● **EXERCISE DESCRIPTION**: Make an exact copy of the records, with the images left out.

● **DATA FOR THE TASK**:

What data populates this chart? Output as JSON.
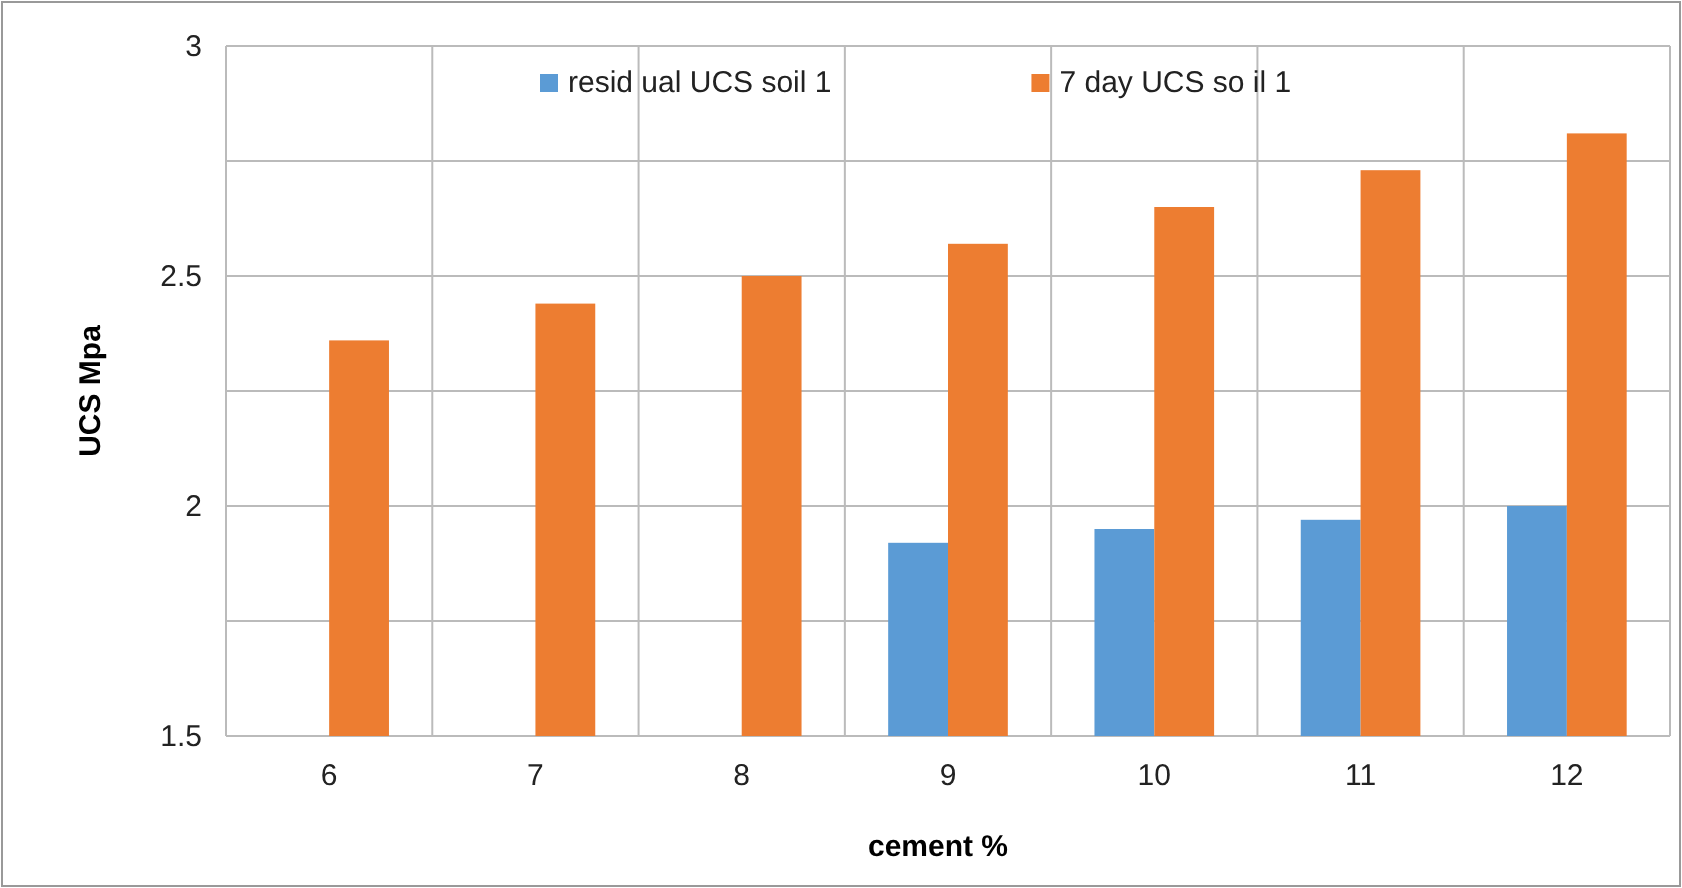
{
  "chart_data": {
    "type": "bar",
    "xlabel": "cement %",
    "ylabel": "UCS Mpa",
    "categories": [
      "6",
      "7",
      "8",
      "9",
      "10",
      "11",
      "12"
    ],
    "series": [
      {
        "name": "resid ual UCS soil 1",
        "color": "#5b9bd5",
        "values": [
          null,
          null,
          null,
          1.92,
          1.95,
          1.97,
          2.0
        ]
      },
      {
        "name": "7 day UCS so il 1",
        "color": "#ed7d31",
        "values": [
          2.36,
          2.44,
          2.5,
          2.57,
          2.65,
          2.73,
          2.81
        ]
      }
    ],
    "ylim": [
      1.5,
      3
    ],
    "yticks": [
      1.5,
      {
        "value": 1.75,
        "label": null
      },
      2,
      {
        "value": 2.25,
        "label": null
      },
      2.5,
      {
        "value": 2.75,
        "label": null
      },
      3
    ],
    "grid": true,
    "legend": "top"
  }
}
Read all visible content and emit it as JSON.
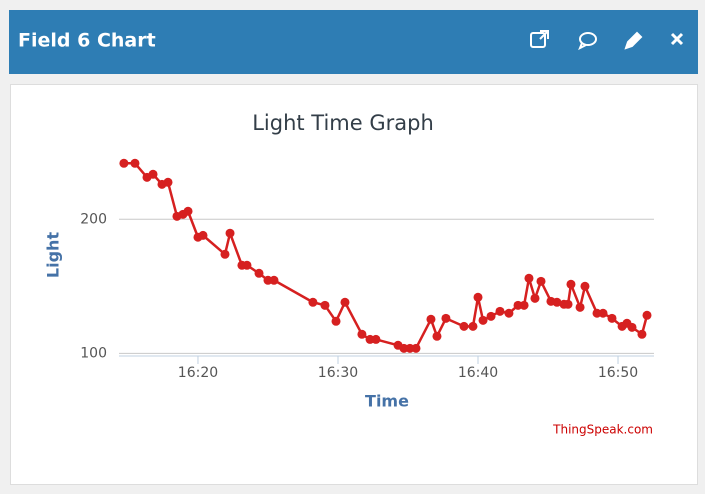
{
  "header": {
    "title": "Field 6 Chart"
  },
  "chart_data": {
    "type": "line",
    "title": "Light Time Graph",
    "x_label": "Time",
    "y_label": "Light",
    "credit": "ThingSpeak.com",
    "color": "#d62020",
    "x": [
      14.71,
      15.5,
      16.36,
      16.79,
      17.43,
      17.86,
      18.5,
      18.93,
      19.29,
      20,
      20.36,
      21.93,
      22.29,
      23.14,
      23.5,
      24.36,
      25,
      25.43,
      28.21,
      29.07,
      29.86,
      30.5,
      31.71,
      32.29,
      32.71,
      34.29,
      34.71,
      35.14,
      35.57,
      36.64,
      37.07,
      37.71,
      39,
      39.64,
      40,
      40.36,
      40.93,
      41.57,
      42.21,
      42.86,
      43.29,
      43.64,
      44.07,
      44.5,
      45.21,
      45.64,
      46.14,
      46.43,
      46.64,
      47.29,
      47.64,
      48.5,
      48.93,
      49.57,
      50.29,
      50.64,
      51,
      51.71,
      52.07
    ],
    "values": [
      241.8,
      241.8,
      231.3,
      233.6,
      226.1,
      227.6,
      202.2,
      203.7,
      206,
      186.6,
      188,
      173.9,
      189.6,
      165.7,
      165.7,
      159.7,
      154.5,
      154.5,
      138.1,
      135.8,
      123.9,
      138.1,
      114.2,
      110.4,
      110.4,
      106,
      103.7,
      103.7,
      103.7,
      125.4,
      112.7,
      126.1,
      120.1,
      120.1,
      141.8,
      124.6,
      127.6,
      131.3,
      129.9,
      135.8,
      135.8,
      156,
      141,
      153.7,
      138.8,
      138.1,
      136.6,
      136.6,
      151.5,
      134.3,
      150,
      129.9,
      129.9,
      126.1,
      120.1,
      122.4,
      119.4,
      114.2,
      128.4
    ],
    "xlim": [
      14.36,
      52.57
    ],
    "xticks": [
      {
        "value": 20,
        "label": "16:20"
      },
      {
        "value": 30,
        "label": "16:30"
      },
      {
        "value": 40,
        "label": "16:40"
      },
      {
        "value": 50,
        "label": "16:50"
      }
    ],
    "ylim": [
      98,
      252
    ],
    "yticks": [
      100,
      200
    ],
    "grid": true
  }
}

● **CORRECT RESPONSE**:
What data populates this chart? Output as JSON.
{
  "chart_data": {
    "type": "bar",
    "xlabel": "cement %",
    "ylabel": "UCS Mpa",
    "categories": [
      "6",
      "7",
      "8",
      "9",
      "10",
      "11",
      "12"
    ],
    "series": [
      {
        "name": "resid ual UCS soil 1",
        "color": "#5b9bd5",
        "values": [
          null,
          null,
          null,
          1.92,
          1.95,
          1.97,
          2.0
        ]
      },
      {
        "name": "7 day UCS so il 1",
        "color": "#ed7d31",
        "values": [
          2.36,
          2.44,
          2.5,
          2.57,
          2.65,
          2.73,
          2.81
        ]
      }
    ],
    "ylim": [
      1.5,
      3
    ],
    "yticks": [
      1.5,
      {
        "value": 1.75,
        "label": null
      },
      2,
      {
        "value": 2.25,
        "label": null
      },
      2.5,
      {
        "value": 2.75,
        "label": null
      },
      3
    ],
    "grid": true,
    "legend": "top"
  }
}
Read all visible content and emit it as JSON.
{
  "header": {
    "title": "Field 6 Chart"
  },
  "chart_data": {
    "type": "line",
    "title": "Light Time Graph",
    "x_label": "Time",
    "y_label": "Light",
    "credit": "ThingSpeak.com",
    "color": "#d62020",
    "x": [
      14.71,
      15.5,
      16.36,
      16.79,
      17.43,
      17.86,
      18.5,
      18.93,
      19.29,
      20,
      20.36,
      21.93,
      22.29,
      23.14,
      23.5,
      24.36,
      25,
      25.43,
      28.21,
      29.07,
      29.86,
      30.5,
      31.71,
      32.29,
      32.71,
      34.29,
      34.71,
      35.14,
      35.57,
      36.64,
      37.07,
      37.71,
      39,
      39.64,
      40,
      40.36,
      40.93,
      41.57,
      42.21,
      42.86,
      43.29,
      43.64,
      44.07,
      44.5,
      45.21,
      45.64,
      46.14,
      46.43,
      46.64,
      47.29,
      47.64,
      48.5,
      48.93,
      49.57,
      50.29,
      50.64,
      51,
      51.71,
      52.07
    ],
    "values": [
      241.8,
      241.8,
      231.3,
      233.6,
      226.1,
      227.6,
      202.2,
      203.7,
      206,
      186.6,
      188,
      173.9,
      189.6,
      165.7,
      165.7,
      159.7,
      154.5,
      154.5,
      138.1,
      135.8,
      123.9,
      138.1,
      114.2,
      110.4,
      110.4,
      106,
      103.7,
      103.7,
      103.7,
      125.4,
      112.7,
      126.1,
      120.1,
      120.1,
      141.8,
      124.6,
      127.6,
      131.3,
      129.9,
      135.8,
      135.8,
      156,
      141,
      153.7,
      138.8,
      138.1,
      136.6,
      136.6,
      151.5,
      134.3,
      150,
      129.9,
      129.9,
      126.1,
      120.1,
      122.4,
      119.4,
      114.2,
      128.4
    ],
    "xlim": [
      14.36,
      52.57
    ],
    "xticks": [
      {
        "value": 20,
        "label": "16:20"
      },
      {
        "value": 30,
        "label": "16:30"
      },
      {
        "value": 40,
        "label": "16:40"
      },
      {
        "value": 50,
        "label": "16:50"
      }
    ],
    "ylim": [
      98,
      252
    ],
    "yticks": [
      100,
      200
    ],
    "grid": true
  }
}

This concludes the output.